[Begin AVAILABLE RECORDS]
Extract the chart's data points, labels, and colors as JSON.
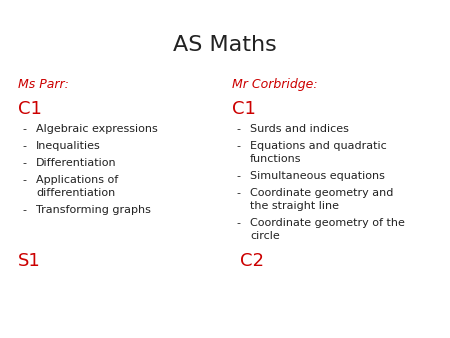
{
  "title": "AS Maths",
  "title_fontsize": 16,
  "title_color": "#222222",
  "background_color": "#ffffff",
  "left_name": "Ms Parr:",
  "left_name_color": "#cc0000",
  "left_name_style": "italic",
  "left_c1_label": "C1",
  "left_c1_color": "#cc0000",
  "left_items": [
    "Algebraic expressions",
    "Inequalities",
    "Differentiation",
    "Applications of\ndifferentiation",
    "Transforming graphs"
  ],
  "left_s1_label": "S1",
  "left_s1_color": "#cc0000",
  "right_name": "Mr Corbridge:",
  "right_name_color": "#cc0000",
  "right_name_style": "italic",
  "right_c1_label": "C1",
  "right_c1_color": "#cc0000",
  "right_items": [
    "Surds and indices",
    "Equations and quadratic\nfunctions",
    "Simultaneous equations",
    "Coordinate geometry and\nthe straight line",
    "Coordinate geometry of the\ncircle"
  ],
  "right_c2_label": "C2",
  "right_c2_color": "#cc0000",
  "body_fontsize": 8,
  "body_color": "#222222",
  "label_fontsize": 13,
  "section_fontsize": 9,
  "bullet_fontsize": 8
}
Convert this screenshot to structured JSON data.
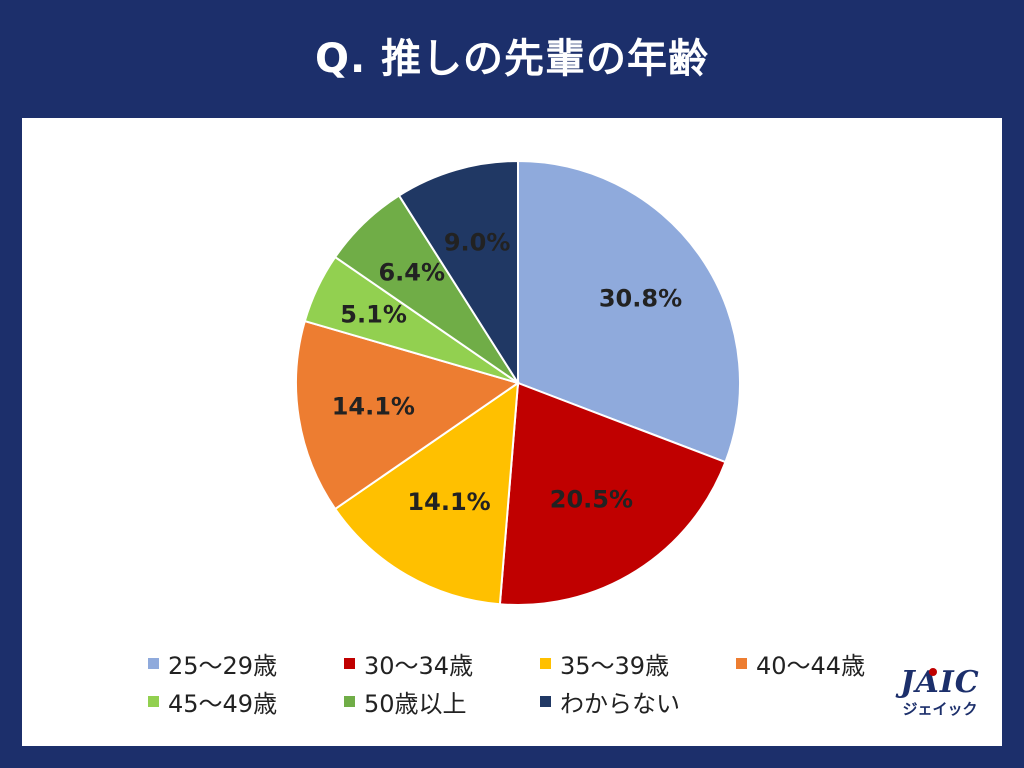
{
  "title": "Q. 推しの先輩の年齢",
  "chart_data": {
    "type": "pie",
    "categories": [
      "25～29歳",
      "30～34歳",
      "35～39歳",
      "40～44歳",
      "45～49歳",
      "50歳以上",
      "わからない"
    ],
    "values": [
      30.8,
      20.5,
      14.1,
      14.1,
      5.1,
      6.4,
      9.0
    ],
    "data_labels": [
      "30.8%",
      "20.5%",
      "14.1%",
      "14.1%",
      "5.1%",
      "6.4%",
      "9.0%"
    ],
    "colors": [
      "#8faadc",
      "#c00000",
      "#ffc000",
      "#ed7d31",
      "#92d050",
      "#70ad47",
      "#203864"
    ],
    "legend_placement": "bottom"
  },
  "logo": {
    "main": "JAIC",
    "sub": "ジェイック"
  }
}
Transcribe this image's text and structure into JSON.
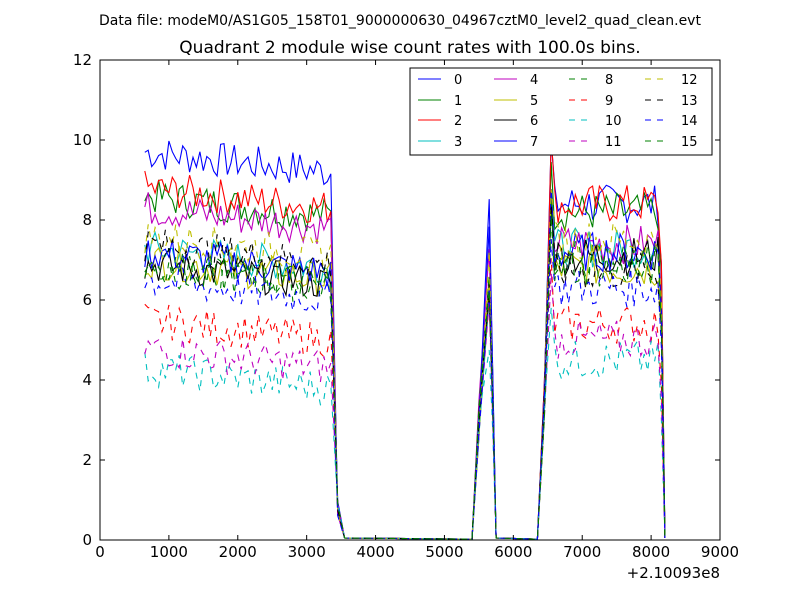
{
  "figure": {
    "suptitle": "Data file: modeM0/AS1G05_158T01_9000000630_04967cztM0_level2_quad_clean.evt",
    "title": "Quadrant 2 module wise count rates with 100.0s bins.",
    "x_offset_label": "+2.10093e8"
  },
  "chart_data": {
    "type": "line",
    "title": "Quadrant 2 module wise count rates with 100.0s bins.",
    "xlabel": "",
    "ylabel": "",
    "xlim": [
      0,
      9000
    ],
    "ylim": [
      0,
      12
    ],
    "x_offset": 210093000,
    "xticks": [
      0,
      1000,
      2000,
      3000,
      4000,
      5000,
      6000,
      7000,
      8000,
      9000
    ],
    "yticks": [
      0,
      2,
      4,
      6,
      8,
      10,
      12
    ],
    "xtick_labels": [
      "0",
      "1000",
      "2000",
      "3000",
      "4000",
      "5000",
      "6000",
      "7000",
      "8000",
      "9000"
    ],
    "ytick_labels": [
      "0",
      "2",
      "4",
      "6",
      "8",
      "10",
      "12"
    ],
    "grid": false,
    "legend_position": "top-right",
    "legend_columns": 4,
    "segments": [
      {
        "x_start": 650,
        "x_end": 3350
      },
      {
        "x_start": 5450,
        "x_end": 5750
      },
      {
        "x_start": 6350,
        "x_end": 8200
      }
    ],
    "series": [
      {
        "name": "0",
        "color": "#0000ff",
        "dash": "solid",
        "levels": [
          9.7,
          8.4,
          8.4
        ]
      },
      {
        "name": "1",
        "color": "#008000",
        "dash": "solid",
        "levels": [
          8.6,
          7.6,
          8.2
        ]
      },
      {
        "name": "2",
        "color": "#ff0000",
        "dash": "solid",
        "levels": [
          8.8,
          7.4,
          8.4
        ]
      },
      {
        "name": "3",
        "color": "#00bfbf",
        "dash": "solid",
        "levels": [
          7.3,
          7.0,
          7.3
        ]
      },
      {
        "name": "4",
        "color": "#bf00bf",
        "dash": "solid",
        "levels": [
          8.3,
          7.2,
          7.4
        ]
      },
      {
        "name": "5",
        "color": "#bfbf00",
        "dash": "solid",
        "levels": [
          7.0,
          7.1,
          6.8
        ]
      },
      {
        "name": "6",
        "color": "#000000",
        "dash": "solid",
        "levels": [
          6.9,
          7.0,
          7.1
        ]
      },
      {
        "name": "7",
        "color": "#0000ff",
        "dash": "solid",
        "levels": [
          7.2,
          8.4,
          7.2
        ]
      },
      {
        "name": "8",
        "color": "#008000",
        "dash": "dashed",
        "levels": [
          6.8,
          6.8,
          7.0
        ]
      },
      {
        "name": "9",
        "color": "#ff0000",
        "dash": "dashed",
        "levels": [
          5.5,
          6.5,
          5.4
        ]
      },
      {
        "name": "10",
        "color": "#00bfbf",
        "dash": "dashed",
        "levels": [
          4.3,
          5.5,
          4.5
        ]
      },
      {
        "name": "11",
        "color": "#bf00bf",
        "dash": "dashed",
        "levels": [
          4.8,
          6.0,
          5.0
        ]
      },
      {
        "name": "12",
        "color": "#bfbf00",
        "dash": "dashed",
        "levels": [
          7.6,
          7.2,
          7.5
        ]
      },
      {
        "name": "13",
        "color": "#000000",
        "dash": "dashed",
        "levels": [
          7.4,
          6.8,
          6.7
        ]
      },
      {
        "name": "14",
        "color": "#0000ff",
        "dash": "dashed",
        "levels": [
          6.5,
          6.5,
          6.3
        ]
      },
      {
        "name": "15",
        "color": "#008000",
        "dash": "dashed",
        "levels": [
          6.9,
          6.9,
          6.8
        ]
      }
    ]
  }
}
[End AVAILABLE RECORDS]
### REQUIREMENT
Print out the material word for word, omitting the pictures.

### EXERCISE RESPONSE
Extract the chart's data points, labels, and colors as JSON.
{
  "title": "AS Maths",
  "title_fontsize": 16,
  "title_color": "#222222",
  "background_color": "#ffffff",
  "left_name": "Ms Parr:",
  "left_name_color": "#cc0000",
  "left_name_style": "italic",
  "left_c1_label": "C1",
  "left_c1_color": "#cc0000",
  "left_items": [
    "Algebraic expressions",
    "Inequalities",
    "Differentiation",
    "Applications of\ndifferentiation",
    "Transforming graphs"
  ],
  "left_s1_label": "S1",
  "left_s1_color": "#cc0000",
  "right_name": "Mr Corbridge:",
  "right_name_color": "#cc0000",
  "right_name_style": "italic",
  "right_c1_label": "C1",
  "right_c1_color": "#cc0000",
  "right_items": [
    "Surds and indices",
    "Equations and quadratic\nfunctions",
    "Simultaneous equations",
    "Coordinate geometry and\nthe straight line",
    "Coordinate geometry of the\ncircle"
  ],
  "right_c2_label": "C2",
  "right_c2_color": "#cc0000",
  "body_fontsize": 8,
  "body_color": "#222222",
  "label_fontsize": 13,
  "section_fontsize": 9,
  "bullet_fontsize": 8
}
Convert this screenshot to structured JSON data.
{
  "title": "Q. 推しの先輩の年齢",
  "chart_data": {
    "type": "pie",
    "categories": [
      "25～29歳",
      "30～34歳",
      "35～39歳",
      "40～44歳",
      "45～49歳",
      "50歳以上",
      "わからない"
    ],
    "values": [
      30.8,
      20.5,
      14.1,
      14.1,
      5.1,
      6.4,
      9.0
    ],
    "data_labels": [
      "30.8%",
      "20.5%",
      "14.1%",
      "14.1%",
      "5.1%",
      "6.4%",
      "9.0%"
    ],
    "colors": [
      "#8faadc",
      "#c00000",
      "#ffc000",
      "#ed7d31",
      "#92d050",
      "#70ad47",
      "#203864"
    ],
    "legend_placement": "bottom"
  },
  "logo": {
    "main": "JAIC",
    "sub": "ジェイック"
  }
}
Transcribe this image's text and structure into JSON.
{
  "figure": {
    "suptitle": "Data file: modeM0/AS1G05_158T01_9000000630_04967cztM0_level2_quad_clean.evt",
    "title": "Quadrant 2 module wise count rates with 100.0s bins.",
    "x_offset_label": "+2.10093e8"
  },
  "chart_data": {
    "type": "line",
    "title": "Quadrant 2 module wise count rates with 100.0s bins.",
    "xlabel": "",
    "ylabel": "",
    "xlim": [
      0,
      9000
    ],
    "ylim": [
      0,
      12
    ],
    "x_offset": 210093000,
    "xticks": [
      0,
      1000,
      2000,
      3000,
      4000,
      5000,
      6000,
      7000,
      8000,
      9000
    ],
    "yticks": [
      0,
      2,
      4,
      6,
      8,
      10,
      12
    ],
    "xtick_labels": [
      "0",
      "1000",
      "2000",
      "3000",
      "4000",
      "5000",
      "6000",
      "7000",
      "8000",
      "9000"
    ],
    "ytick_labels": [
      "0",
      "2",
      "4",
      "6",
      "8",
      "10",
      "12"
    ],
    "grid": false,
    "legend_position": "top-right",
    "legend_columns": 4,
    "segments": [
      {
        "x_start": 650,
        "x_end": 3350
      },
      {
        "x_start": 5450,
        "x_end": 5750
      },
      {
        "x_start": 6350,
        "x_end": 8200
      }
    ],
    "series": [
      {
        "name": "0",
        "color": "#0000ff",
        "dash": "solid",
        "levels": [
          9.7,
          8.4,
          8.4
        ]
      },
      {
        "name": "1",
        "color": "#008000",
        "dash": "solid",
        "levels": [
          8.6,
          7.6,
          8.2
        ]
      },
      {
        "name": "2",
        "color": "#ff0000",
        "dash": "solid",
        "levels": [
          8.8,
          7.4,
          8.4
        ]
      },
      {
        "name": "3",
        "color": "#00bfbf",
        "dash": "solid",
        "levels": [
          7.3,
          7.0,
          7.3
        ]
      },
      {
        "name": "4",
        "color": "#bf00bf",
        "dash": "solid",
        "levels": [
          8.3,
          7.2,
          7.4
        ]
      },
      {
        "name": "5",
        "color": "#bfbf00",
        "dash": "solid",
        "levels": [
          7.0,
          7.1,
          6.8
        ]
      },
      {
        "name": "6",
        "color": "#000000",
        "dash": "solid",
        "levels": [
          6.9,
          7.0,
          7.1
        ]
      },
      {
        "name": "7",
        "color": "#0000ff",
        "dash": "solid",
        "levels": [
          7.2,
          8.4,
          7.2
        ]
      },
      {
        "name": "8",
        "color": "#008000",
        "dash": "dashed",
        "levels": [
          6.8,
          6.8,
          7.0
        ]
      },
      {
        "name": "9",
        "color": "#ff0000",
        "dash": "dashed",
        "levels": [
          5.5,
          6.5,
          5.4
        ]
      },
      {
        "name": "10",
        "color": "#00bfbf",
        "dash": "dashed",
        "levels": [
          4.3,
          5.5,
          4.5
        ]
      },
      {
        "name": "11",
        "color": "#bf00bf",
        "dash": "dashed",
        "levels": [
          4.8,
          6.0,
          5.0
        ]
      },
      {
        "name": "12",
        "color": "#bfbf00",
        "dash": "dashed",
        "levels": [
          7.6,
          7.2,
          7.5
        ]
      },
      {
        "name": "13",
        "color": "#000000",
        "dash": "dashed",
        "levels": [
          7.4,
          6.8,
          6.7
        ]
      },
      {
        "name": "14",
        "color": "#0000ff",
        "dash": "dashed",
        "levels": [
          6.5,
          6.5,
          6.3
        ]
      },
      {
        "name": "15",
        "color": "#008000",
        "dash": "dashed",
        "levels": [
          6.9,
          6.9,
          6.8
        ]
      }
    ]
  }
}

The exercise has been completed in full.